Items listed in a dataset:
★ ★ ★ ★

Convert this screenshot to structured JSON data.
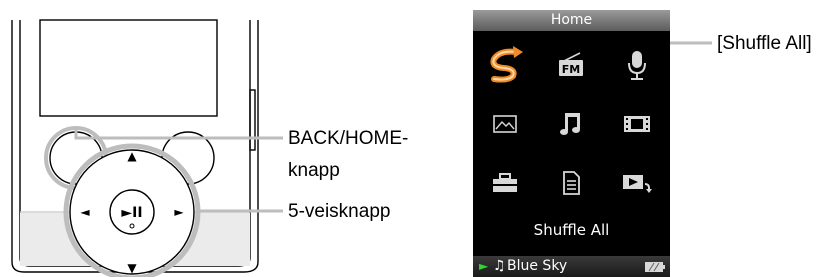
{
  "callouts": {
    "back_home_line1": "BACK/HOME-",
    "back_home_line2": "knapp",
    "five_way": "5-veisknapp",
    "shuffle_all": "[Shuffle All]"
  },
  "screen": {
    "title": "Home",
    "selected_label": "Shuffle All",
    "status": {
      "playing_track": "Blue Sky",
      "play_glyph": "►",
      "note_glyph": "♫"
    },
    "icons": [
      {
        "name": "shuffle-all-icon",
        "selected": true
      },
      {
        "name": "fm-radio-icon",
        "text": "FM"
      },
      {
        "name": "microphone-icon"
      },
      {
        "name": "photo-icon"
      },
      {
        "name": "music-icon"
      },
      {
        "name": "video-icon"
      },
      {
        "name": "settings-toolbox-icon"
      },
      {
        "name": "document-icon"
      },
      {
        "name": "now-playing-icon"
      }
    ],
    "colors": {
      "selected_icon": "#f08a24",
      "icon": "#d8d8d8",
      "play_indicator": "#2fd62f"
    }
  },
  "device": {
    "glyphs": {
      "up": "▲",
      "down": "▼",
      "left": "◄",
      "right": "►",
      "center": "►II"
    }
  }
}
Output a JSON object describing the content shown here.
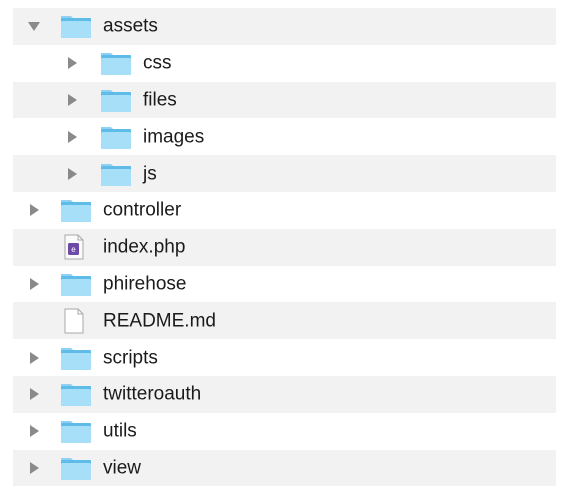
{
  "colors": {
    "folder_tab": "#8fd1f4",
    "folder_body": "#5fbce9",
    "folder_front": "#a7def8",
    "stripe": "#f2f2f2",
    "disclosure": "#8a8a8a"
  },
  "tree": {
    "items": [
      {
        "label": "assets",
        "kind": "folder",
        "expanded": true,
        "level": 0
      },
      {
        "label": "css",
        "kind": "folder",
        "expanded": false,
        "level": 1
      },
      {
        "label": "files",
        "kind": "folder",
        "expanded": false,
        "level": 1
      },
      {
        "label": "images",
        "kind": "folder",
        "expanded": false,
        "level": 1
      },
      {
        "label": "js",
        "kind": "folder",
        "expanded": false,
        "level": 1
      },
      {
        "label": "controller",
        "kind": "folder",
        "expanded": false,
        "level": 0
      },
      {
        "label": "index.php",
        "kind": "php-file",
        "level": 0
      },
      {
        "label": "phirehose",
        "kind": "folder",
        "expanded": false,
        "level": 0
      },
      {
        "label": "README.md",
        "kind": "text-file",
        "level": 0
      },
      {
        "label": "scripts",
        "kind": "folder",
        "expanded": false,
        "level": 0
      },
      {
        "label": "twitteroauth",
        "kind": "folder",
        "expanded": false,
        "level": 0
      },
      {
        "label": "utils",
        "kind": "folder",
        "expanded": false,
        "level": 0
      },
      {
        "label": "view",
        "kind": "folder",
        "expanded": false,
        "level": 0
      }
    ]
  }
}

★ ★ ★ ★

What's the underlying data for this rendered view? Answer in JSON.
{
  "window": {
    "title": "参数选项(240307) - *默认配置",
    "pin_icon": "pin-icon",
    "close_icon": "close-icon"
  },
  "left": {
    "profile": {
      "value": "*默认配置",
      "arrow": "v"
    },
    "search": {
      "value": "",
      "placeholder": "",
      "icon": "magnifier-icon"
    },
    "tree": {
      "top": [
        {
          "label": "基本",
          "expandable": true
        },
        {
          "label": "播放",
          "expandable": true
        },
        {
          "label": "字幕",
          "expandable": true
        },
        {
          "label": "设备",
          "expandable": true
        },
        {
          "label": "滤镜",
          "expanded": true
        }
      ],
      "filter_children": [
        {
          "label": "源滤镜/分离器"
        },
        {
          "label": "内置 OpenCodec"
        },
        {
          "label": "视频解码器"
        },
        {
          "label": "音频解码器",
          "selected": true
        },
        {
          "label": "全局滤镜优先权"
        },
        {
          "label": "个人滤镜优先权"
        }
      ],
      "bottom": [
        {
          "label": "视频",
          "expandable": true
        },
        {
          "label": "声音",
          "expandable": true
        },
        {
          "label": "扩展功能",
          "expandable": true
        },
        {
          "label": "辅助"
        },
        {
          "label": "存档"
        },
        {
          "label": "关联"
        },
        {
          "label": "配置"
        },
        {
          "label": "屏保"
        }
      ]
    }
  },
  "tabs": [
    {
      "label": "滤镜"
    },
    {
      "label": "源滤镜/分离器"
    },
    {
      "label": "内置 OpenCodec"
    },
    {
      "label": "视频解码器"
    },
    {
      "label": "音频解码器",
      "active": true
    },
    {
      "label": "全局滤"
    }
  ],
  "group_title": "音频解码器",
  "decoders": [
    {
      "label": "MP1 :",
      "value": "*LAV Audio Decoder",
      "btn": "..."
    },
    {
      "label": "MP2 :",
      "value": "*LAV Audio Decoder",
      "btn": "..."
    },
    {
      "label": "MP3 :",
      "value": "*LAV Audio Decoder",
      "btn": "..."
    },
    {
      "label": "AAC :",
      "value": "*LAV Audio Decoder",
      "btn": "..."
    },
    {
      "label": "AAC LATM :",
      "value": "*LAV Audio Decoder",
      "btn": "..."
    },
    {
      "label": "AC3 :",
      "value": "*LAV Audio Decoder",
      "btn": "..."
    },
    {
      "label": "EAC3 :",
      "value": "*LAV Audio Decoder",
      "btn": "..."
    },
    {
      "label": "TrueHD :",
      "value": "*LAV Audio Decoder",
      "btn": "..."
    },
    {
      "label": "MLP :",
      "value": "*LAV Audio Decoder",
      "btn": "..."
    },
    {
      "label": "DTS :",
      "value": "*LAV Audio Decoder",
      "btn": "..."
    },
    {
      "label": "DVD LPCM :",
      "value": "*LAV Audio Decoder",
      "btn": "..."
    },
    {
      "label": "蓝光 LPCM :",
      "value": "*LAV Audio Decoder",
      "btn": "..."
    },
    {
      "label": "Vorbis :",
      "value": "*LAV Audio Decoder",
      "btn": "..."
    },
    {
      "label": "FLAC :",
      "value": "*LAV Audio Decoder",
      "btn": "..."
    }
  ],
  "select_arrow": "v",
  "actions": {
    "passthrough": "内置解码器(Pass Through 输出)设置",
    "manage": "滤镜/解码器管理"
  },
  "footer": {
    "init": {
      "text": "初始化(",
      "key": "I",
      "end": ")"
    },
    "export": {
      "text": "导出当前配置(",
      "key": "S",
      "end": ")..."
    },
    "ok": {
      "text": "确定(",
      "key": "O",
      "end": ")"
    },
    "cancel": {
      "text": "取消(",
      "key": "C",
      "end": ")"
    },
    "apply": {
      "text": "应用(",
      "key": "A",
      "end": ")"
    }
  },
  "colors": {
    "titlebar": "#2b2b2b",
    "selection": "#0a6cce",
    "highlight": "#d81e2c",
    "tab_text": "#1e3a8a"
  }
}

★ ★ ★ ★

EXERCISE OBJECTIVE:
Filter the records, keeping only lines that contain "音频解码器", and show those lines.

EXPECTED ANSWER:
          "label": "音频解码器",
      "label": "音频解码器",
  "group_title": "音频解码器",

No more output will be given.